GIVEN INSTRUCTION: Copy all the material that follows, keeping every character the same.

LISTED ENTRIES:
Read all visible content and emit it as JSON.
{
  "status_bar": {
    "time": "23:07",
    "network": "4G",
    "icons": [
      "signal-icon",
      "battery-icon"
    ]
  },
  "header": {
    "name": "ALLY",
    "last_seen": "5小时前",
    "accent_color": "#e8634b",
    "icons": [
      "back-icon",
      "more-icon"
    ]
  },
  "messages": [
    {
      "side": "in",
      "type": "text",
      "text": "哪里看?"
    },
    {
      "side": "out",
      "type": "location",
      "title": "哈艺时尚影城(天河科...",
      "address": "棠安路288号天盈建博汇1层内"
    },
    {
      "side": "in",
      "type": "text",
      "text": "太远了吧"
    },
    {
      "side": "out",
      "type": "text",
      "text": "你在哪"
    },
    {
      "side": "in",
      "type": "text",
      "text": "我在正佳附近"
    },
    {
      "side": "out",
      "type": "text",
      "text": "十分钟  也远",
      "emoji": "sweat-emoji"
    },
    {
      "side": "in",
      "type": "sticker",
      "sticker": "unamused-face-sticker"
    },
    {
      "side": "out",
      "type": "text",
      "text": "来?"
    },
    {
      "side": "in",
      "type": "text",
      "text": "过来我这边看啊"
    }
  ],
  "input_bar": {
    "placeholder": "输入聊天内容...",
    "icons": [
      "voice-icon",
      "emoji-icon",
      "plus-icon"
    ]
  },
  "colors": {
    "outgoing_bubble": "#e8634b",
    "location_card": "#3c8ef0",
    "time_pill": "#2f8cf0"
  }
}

SOLUTION:
Read all visible content and emit it as JSON.
{
  "status_bar": {
    "time": "23:07",
    "network": "4G",
    "icons": [
      "signal-icon",
      "battery-icon"
    ]
  },
  "header": {
    "name": "ALLY",
    "last_seen": "5小时前",
    "accent_color": "#e8634b",
    "icons": [
      "back-icon",
      "more-icon"
    ]
  },
  "messages": [
    {
      "side": "in",
      "type": "text",
      "text": "哪里看?"
    },
    {
      "side": "out",
      "type": "location",
      "title": "哈艺时尚影城(天河科...",
      "address": "棠安路288号天盈建博汇1层内"
    },
    {
      "side": "in",
      "type": "text",
      "text": "太远了吧"
    },
    {
      "side": "out",
      "type": "text",
      "text": "你在哪"
    },
    {
      "side": "in",
      "type": "text",
      "text": "我在正佳附近"
    },
    {
      "side": "out",
      "type": "text",
      "text": "十分钟  也远",
      "emoji": "sweat-emoji"
    },
    {
      "side": "in",
      "type": "sticker",
      "sticker": "unamused-face-sticker"
    },
    {
      "side": "out",
      "type": "text",
      "text": "来?"
    },
    {
      "side": "in",
      "type": "text",
      "text": "过来我这边看啊"
    }
  ],
  "input_bar": {
    "placeholder": "输入聊天内容...",
    "icons": [
      "voice-icon",
      "emoji-icon",
      "plus-icon"
    ]
  },
  "colors": {
    "outgoing_bubble": "#e8634b",
    "location_card": "#3c8ef0",
    "time_pill": "#2f8cf0"
  }
}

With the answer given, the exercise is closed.